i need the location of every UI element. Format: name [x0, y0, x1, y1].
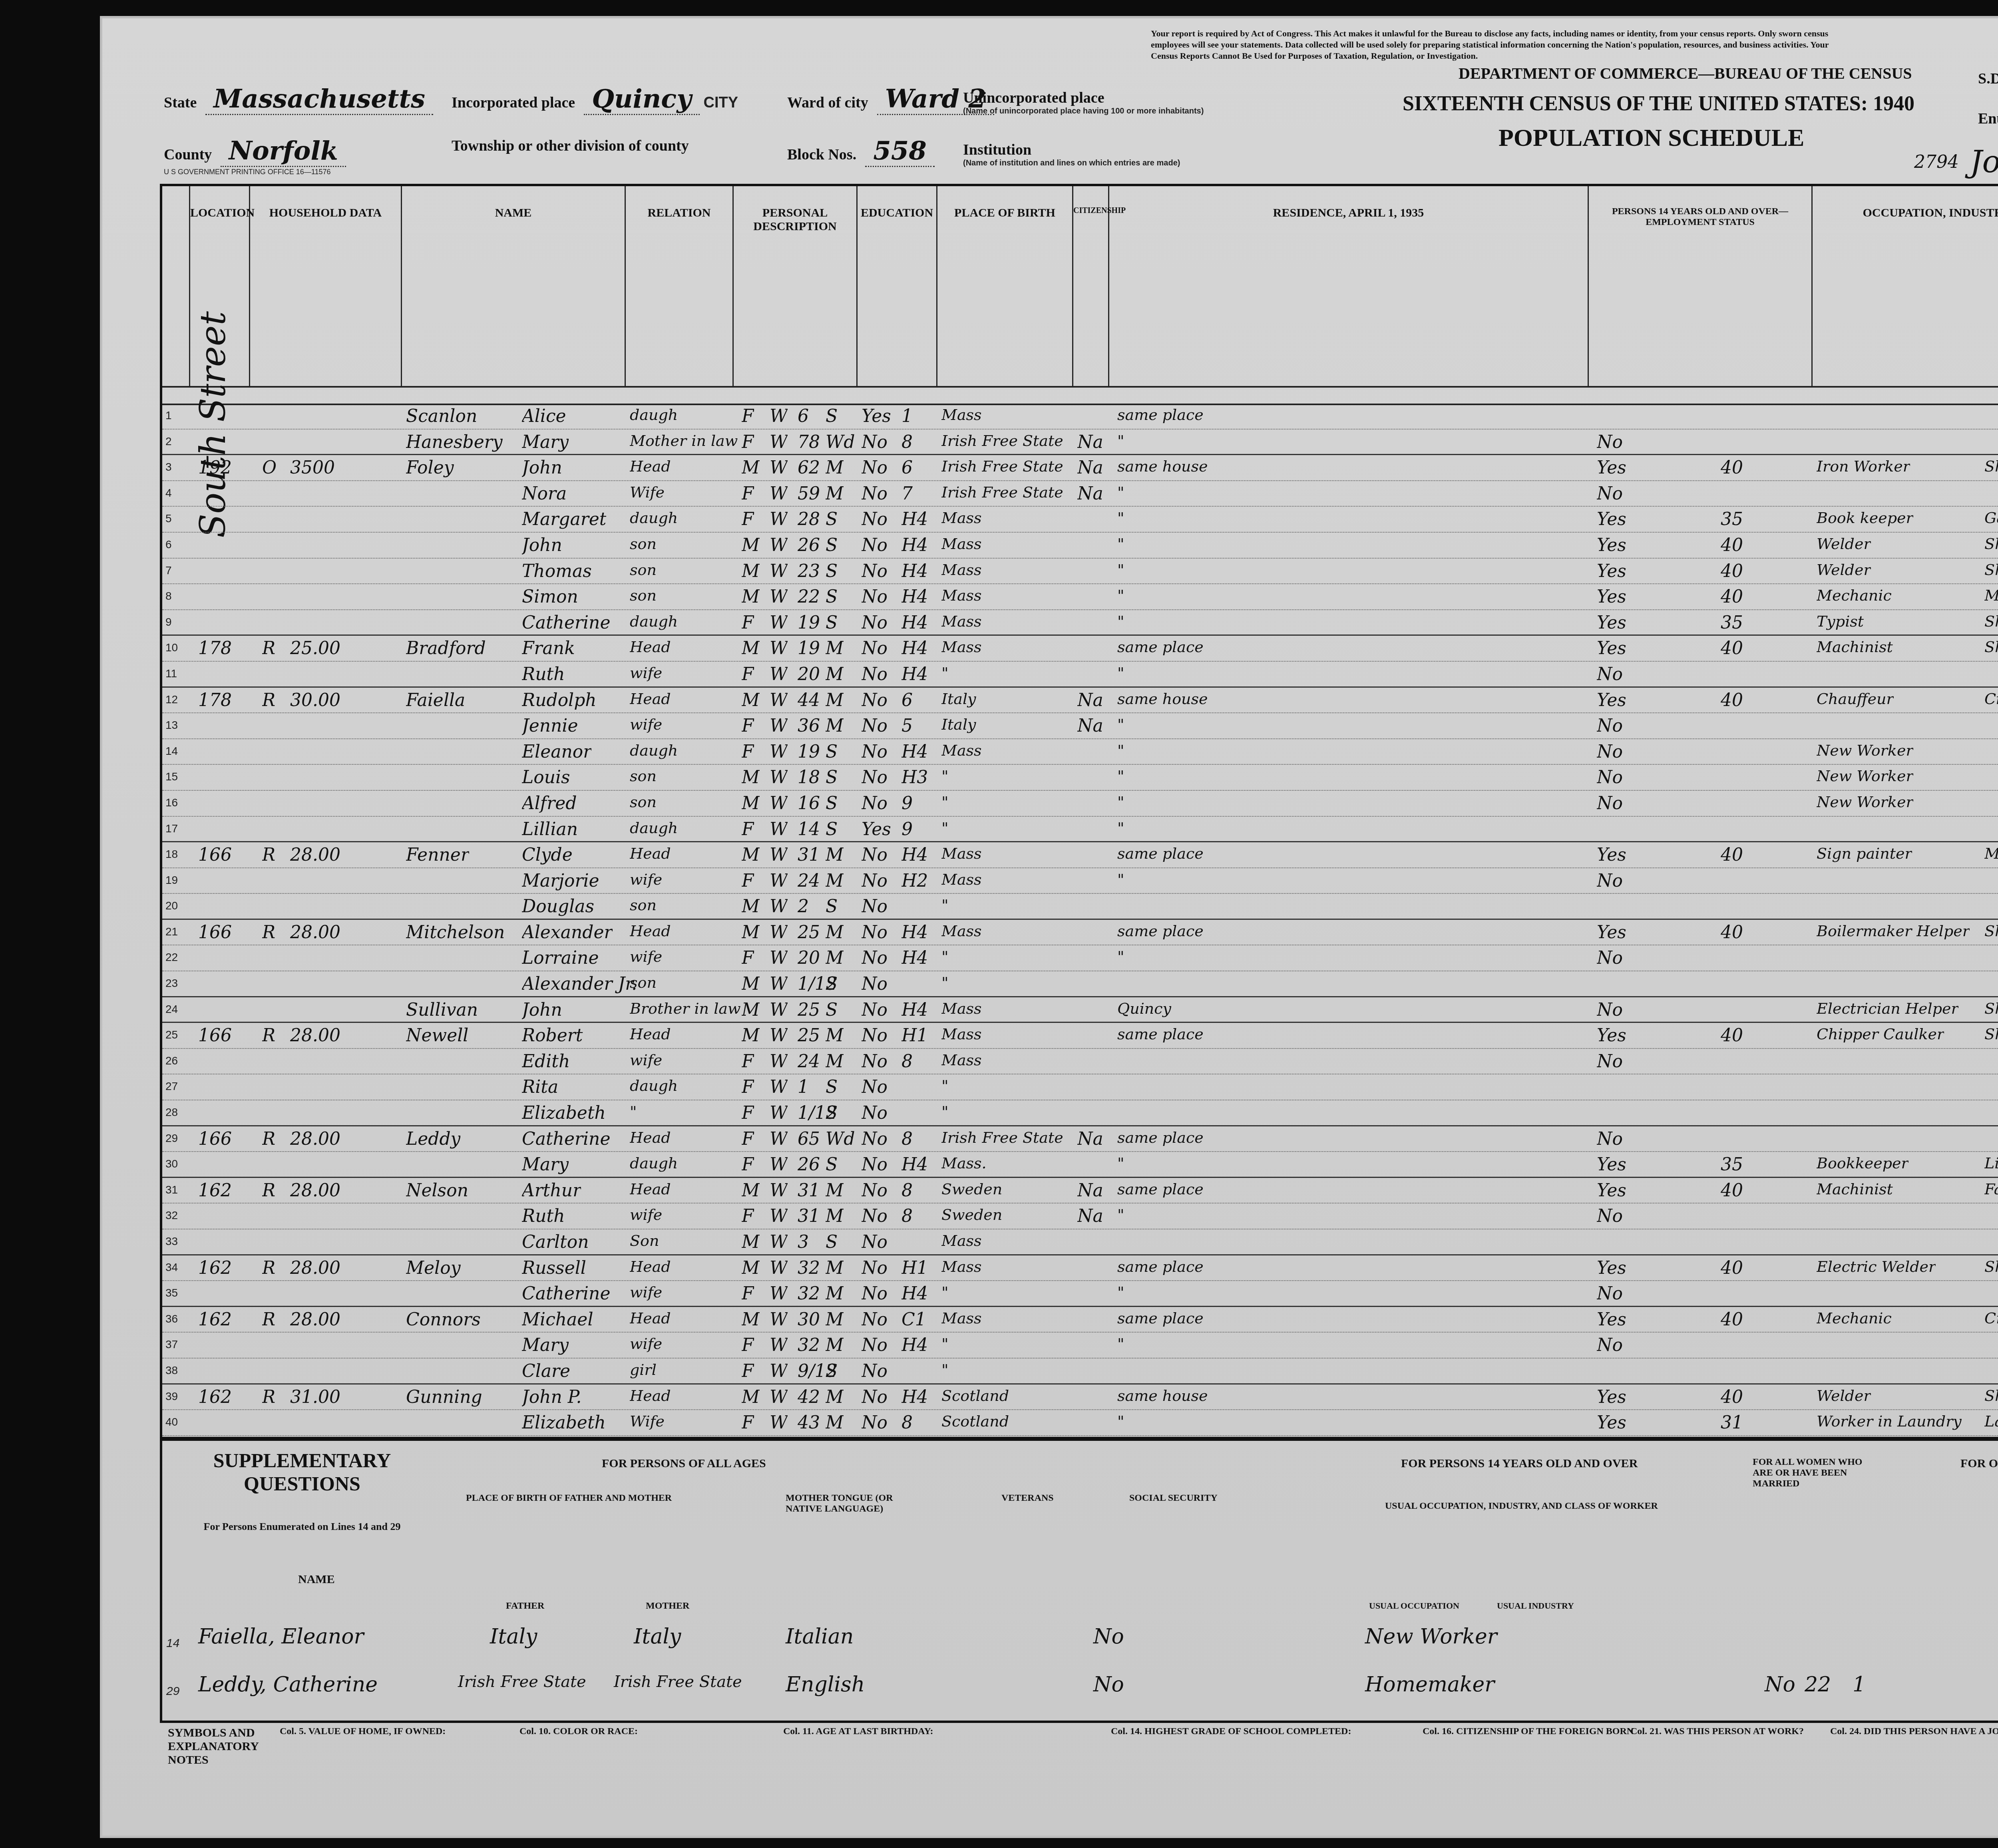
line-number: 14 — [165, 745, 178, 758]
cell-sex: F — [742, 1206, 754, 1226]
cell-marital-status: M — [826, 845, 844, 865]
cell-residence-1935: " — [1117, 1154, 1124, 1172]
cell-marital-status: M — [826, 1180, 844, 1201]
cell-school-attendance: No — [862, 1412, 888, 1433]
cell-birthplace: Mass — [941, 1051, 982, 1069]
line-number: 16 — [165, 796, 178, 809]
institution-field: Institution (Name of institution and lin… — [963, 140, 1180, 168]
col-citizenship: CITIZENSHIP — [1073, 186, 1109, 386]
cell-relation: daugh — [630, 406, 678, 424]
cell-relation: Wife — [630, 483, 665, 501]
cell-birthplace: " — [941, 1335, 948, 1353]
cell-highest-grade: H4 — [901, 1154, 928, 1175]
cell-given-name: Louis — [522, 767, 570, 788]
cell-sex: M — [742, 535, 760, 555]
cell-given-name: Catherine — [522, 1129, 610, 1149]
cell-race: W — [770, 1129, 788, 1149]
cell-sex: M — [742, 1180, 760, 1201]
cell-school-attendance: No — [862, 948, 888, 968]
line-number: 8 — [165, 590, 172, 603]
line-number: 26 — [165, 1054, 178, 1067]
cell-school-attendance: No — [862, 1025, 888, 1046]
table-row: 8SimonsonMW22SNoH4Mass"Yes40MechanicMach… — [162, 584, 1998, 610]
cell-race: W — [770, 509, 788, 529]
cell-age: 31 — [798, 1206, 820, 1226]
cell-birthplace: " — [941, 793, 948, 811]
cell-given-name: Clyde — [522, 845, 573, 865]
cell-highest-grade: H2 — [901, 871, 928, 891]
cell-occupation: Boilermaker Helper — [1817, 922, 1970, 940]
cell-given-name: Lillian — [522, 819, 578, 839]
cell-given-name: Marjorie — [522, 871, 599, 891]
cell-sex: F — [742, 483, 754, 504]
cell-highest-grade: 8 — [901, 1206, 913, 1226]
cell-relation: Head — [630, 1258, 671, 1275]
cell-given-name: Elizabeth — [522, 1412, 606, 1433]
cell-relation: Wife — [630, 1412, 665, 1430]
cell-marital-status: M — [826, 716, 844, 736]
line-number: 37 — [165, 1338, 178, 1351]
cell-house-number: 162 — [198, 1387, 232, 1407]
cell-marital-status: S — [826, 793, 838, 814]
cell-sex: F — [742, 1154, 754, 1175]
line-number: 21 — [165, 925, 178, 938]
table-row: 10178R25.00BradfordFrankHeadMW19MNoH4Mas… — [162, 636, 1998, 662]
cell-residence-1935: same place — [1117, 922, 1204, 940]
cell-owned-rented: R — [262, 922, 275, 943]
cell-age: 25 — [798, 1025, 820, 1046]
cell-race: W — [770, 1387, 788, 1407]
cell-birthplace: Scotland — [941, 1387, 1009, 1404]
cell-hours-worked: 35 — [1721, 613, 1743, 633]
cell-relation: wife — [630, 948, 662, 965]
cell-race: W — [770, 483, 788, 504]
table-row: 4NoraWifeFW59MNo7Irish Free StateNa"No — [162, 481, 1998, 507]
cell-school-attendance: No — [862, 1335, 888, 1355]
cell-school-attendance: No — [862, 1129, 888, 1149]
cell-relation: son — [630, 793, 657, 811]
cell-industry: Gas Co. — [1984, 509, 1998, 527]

[WRITTEN EXERCISE]: Output, unchanged, every row above from the one containing "line-number: 14 — [165, 745, 178, 758]" down to the one containing "line-number: 16 — [165, 796, 178, 809]", including both.

[RESPONSE TO THE EXERCISE]:
line-number: 14 — [165, 745, 178, 758]
cell-sex: F — [742, 1206, 754, 1226]
cell-marital-status: M — [826, 845, 844, 865]
cell-residence-1935: " — [1117, 1154, 1124, 1172]
cell-marital-status: M — [826, 1180, 844, 1201]
cell-school-attendance: No — [862, 1412, 888, 1433]
cell-birthplace: Mass — [941, 1051, 982, 1069]
line-number: 16 — [165, 796, 178, 809]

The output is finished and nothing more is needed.